## WRITTEN PROBLEM
Go through the records and extract every line with the word "hint".

## RECORDS SHOWN
....

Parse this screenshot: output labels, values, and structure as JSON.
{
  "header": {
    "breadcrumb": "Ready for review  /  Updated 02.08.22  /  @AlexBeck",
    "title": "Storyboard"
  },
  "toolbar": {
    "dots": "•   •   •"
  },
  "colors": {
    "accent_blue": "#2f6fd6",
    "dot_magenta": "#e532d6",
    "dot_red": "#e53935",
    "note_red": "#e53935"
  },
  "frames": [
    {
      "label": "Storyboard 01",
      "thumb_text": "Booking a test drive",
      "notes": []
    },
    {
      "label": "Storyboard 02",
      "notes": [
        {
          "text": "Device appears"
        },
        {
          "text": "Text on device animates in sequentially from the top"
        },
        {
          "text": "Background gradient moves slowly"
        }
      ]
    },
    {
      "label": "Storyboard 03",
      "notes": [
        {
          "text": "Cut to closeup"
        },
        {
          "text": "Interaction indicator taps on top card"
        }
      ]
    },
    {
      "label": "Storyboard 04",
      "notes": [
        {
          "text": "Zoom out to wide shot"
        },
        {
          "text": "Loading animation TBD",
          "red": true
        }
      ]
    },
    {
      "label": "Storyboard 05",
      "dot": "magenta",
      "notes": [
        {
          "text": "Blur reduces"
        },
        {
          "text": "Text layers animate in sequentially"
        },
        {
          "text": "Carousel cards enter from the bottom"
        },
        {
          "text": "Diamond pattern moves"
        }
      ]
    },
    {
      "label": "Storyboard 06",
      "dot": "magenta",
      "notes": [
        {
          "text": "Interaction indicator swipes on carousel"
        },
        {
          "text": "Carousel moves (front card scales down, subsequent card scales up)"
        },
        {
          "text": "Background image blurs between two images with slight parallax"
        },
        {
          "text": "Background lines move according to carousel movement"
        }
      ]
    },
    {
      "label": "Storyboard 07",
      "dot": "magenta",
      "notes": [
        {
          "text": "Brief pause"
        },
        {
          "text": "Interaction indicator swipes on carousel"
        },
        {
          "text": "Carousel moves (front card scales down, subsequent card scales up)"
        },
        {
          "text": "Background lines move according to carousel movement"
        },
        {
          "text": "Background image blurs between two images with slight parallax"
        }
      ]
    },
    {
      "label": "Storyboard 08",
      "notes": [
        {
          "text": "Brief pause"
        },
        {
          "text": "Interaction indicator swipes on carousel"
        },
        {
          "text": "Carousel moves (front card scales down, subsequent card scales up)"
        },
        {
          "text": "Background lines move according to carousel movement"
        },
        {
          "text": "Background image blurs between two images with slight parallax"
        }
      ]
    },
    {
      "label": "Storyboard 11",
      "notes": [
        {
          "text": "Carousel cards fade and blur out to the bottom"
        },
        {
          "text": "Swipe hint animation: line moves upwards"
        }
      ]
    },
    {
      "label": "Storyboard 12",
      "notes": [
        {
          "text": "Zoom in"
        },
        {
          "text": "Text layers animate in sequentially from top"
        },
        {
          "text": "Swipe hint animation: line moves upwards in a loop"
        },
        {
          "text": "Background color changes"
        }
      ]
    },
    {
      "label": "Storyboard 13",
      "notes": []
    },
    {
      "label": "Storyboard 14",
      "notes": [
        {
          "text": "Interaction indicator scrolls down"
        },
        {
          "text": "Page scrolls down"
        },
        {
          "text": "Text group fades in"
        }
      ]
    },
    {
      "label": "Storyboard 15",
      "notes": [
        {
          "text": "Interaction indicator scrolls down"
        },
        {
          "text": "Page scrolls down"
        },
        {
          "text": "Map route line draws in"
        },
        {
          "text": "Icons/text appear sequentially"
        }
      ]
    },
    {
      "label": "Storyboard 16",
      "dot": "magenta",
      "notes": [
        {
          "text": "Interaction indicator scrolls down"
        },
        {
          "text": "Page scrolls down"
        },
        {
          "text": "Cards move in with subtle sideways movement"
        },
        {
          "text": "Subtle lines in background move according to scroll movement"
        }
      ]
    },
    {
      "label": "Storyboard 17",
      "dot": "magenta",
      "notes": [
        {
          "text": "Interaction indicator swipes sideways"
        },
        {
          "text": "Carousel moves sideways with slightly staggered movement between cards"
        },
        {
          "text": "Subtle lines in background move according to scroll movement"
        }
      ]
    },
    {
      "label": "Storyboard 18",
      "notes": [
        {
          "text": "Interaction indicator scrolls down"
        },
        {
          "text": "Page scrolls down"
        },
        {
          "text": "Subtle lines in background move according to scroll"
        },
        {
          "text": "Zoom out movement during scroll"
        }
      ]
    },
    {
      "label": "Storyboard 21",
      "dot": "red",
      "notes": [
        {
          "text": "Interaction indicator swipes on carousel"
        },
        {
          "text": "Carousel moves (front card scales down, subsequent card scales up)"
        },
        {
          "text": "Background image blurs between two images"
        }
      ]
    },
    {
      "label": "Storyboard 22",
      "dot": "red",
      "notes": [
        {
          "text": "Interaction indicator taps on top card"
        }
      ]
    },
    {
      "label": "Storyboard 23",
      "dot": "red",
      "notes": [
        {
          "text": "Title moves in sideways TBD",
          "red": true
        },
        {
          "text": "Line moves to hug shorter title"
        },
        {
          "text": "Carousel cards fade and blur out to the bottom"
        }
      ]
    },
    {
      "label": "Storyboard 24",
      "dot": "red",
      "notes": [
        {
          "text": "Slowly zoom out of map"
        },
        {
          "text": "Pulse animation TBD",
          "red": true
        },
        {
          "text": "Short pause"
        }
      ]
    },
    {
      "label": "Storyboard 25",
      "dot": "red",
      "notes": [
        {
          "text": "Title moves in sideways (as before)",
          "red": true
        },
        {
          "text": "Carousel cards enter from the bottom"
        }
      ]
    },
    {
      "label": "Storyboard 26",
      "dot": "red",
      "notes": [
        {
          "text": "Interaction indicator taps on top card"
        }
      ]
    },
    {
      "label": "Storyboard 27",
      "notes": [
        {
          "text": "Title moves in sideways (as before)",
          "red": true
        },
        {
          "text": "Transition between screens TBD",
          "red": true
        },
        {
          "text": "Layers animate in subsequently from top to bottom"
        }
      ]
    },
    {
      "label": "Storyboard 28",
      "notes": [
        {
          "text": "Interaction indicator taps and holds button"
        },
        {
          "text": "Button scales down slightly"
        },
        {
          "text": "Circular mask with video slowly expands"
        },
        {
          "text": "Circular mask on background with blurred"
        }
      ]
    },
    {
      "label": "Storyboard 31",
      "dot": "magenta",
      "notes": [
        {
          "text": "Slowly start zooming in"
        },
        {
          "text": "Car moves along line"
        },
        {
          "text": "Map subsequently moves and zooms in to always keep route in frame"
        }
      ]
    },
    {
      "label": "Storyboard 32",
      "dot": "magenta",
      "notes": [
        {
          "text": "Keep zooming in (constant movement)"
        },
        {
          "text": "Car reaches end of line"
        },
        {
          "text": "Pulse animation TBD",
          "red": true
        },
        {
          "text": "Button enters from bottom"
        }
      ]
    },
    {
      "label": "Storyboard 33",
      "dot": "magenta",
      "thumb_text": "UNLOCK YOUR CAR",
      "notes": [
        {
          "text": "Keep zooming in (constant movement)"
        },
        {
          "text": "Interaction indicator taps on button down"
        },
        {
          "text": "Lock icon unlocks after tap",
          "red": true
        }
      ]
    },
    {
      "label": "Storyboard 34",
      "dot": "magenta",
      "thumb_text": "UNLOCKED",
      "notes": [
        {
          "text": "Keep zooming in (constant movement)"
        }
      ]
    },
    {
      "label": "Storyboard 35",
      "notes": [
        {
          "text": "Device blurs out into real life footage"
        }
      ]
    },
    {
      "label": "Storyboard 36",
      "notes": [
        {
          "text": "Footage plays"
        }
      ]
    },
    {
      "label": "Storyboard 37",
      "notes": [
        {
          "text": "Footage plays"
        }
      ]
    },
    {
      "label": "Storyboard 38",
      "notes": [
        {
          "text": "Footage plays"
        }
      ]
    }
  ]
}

....

## RESPONSE TO THE TASK
          "text": "Swipe hint animation: line moves upwards"
          "text": "Swipe hint animation: line moves upwards in a loop"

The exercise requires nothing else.